The Nitty Gritty of Sanctions
According to the reports in the media, the sanctions will forbid Russian banks that are owned by the state to trade in bonds and shares in the European market. They also stated that they will restrict the sale of military equipment as well as that of items that could be used to upgrade oil producing facilities. These moves against the various industries are targeted against Russia’s ruling class that make up Putin’s support base. The Russian leadership makes a handsome side profit from their deals made with the oil and gas oligarchs, and in turn use their funds for trading in the wider European market.
....................
Objective 1 >>
Answer these questions on the sanctions excerpt:
(a) Which Russian banks will be barred from trading bonds and shares in the European market?
(b) Besides military equipment, the sale of what will be restricted?
(c) Whose support base does the ruling class make up?
Objective 2 >> Proceed with the sanctions excerpt, writing on from its final sentence in the same tone.

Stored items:
....................
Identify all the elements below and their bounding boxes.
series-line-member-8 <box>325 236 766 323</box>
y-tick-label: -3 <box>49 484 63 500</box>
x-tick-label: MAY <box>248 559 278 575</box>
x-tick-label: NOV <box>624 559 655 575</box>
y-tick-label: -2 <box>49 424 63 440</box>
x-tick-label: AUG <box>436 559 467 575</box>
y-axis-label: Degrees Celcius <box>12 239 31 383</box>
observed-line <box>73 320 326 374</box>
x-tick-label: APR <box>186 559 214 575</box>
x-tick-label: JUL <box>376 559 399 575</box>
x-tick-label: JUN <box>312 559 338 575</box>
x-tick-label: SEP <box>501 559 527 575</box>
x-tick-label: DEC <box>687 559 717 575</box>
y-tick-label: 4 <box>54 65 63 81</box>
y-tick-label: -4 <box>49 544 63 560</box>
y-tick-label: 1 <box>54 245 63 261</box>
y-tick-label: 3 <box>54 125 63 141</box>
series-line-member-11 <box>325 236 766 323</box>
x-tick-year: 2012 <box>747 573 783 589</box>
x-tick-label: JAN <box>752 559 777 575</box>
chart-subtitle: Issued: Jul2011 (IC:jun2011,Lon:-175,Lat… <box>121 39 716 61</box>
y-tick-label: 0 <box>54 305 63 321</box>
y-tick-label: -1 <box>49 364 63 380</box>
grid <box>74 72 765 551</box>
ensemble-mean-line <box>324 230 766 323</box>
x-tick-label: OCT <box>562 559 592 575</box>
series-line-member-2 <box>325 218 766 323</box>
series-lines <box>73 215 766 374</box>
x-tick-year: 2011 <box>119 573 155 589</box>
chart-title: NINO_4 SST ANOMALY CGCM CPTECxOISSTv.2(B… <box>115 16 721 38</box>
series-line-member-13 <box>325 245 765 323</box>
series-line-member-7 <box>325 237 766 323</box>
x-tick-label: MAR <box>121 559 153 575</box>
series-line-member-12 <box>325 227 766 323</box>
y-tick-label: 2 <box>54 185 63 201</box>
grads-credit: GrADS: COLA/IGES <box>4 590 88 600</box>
....................
Exercise answer 1 >>
(a) Banks owned by the state.
(b) Items that could be used to upgrade oil producing facilities.
(c) Putin's.

Exercise answer 2 >>
Applying Pressure with Temperate Energy
While these sanctions emanating from the EU are their first real entrance into the fray of pressuring the Russians into shifting their policy on the ongoing conflict to their south, they mark a significant step by the Eurozone countries. In spite of the fact that many observers have pointed to the EU’s strategy of turning Ukraine away from Russia and into the greater European economy as a leading factor in causing the flare up, they have shied away from any direct actions that could anger the Russian government into negatively influencing them economically. The European Union has a strong level of dependence on Russia for their energy needs. As some countries began to reduce their purchases of Iranian oil due to the efforts to sanction that country over their hotly contested nuclear program, Russia has remained a constant source for the flow of energy into the Continent. Fears over energy security are further heightened with the ongoing struggle between the Iraqi state and Islamist fighters that has restricted operations as well. These factors lead many observers to believe that the EU will be cautious in their approach to pressure the Russians at this point.
Will the Major Players Budge?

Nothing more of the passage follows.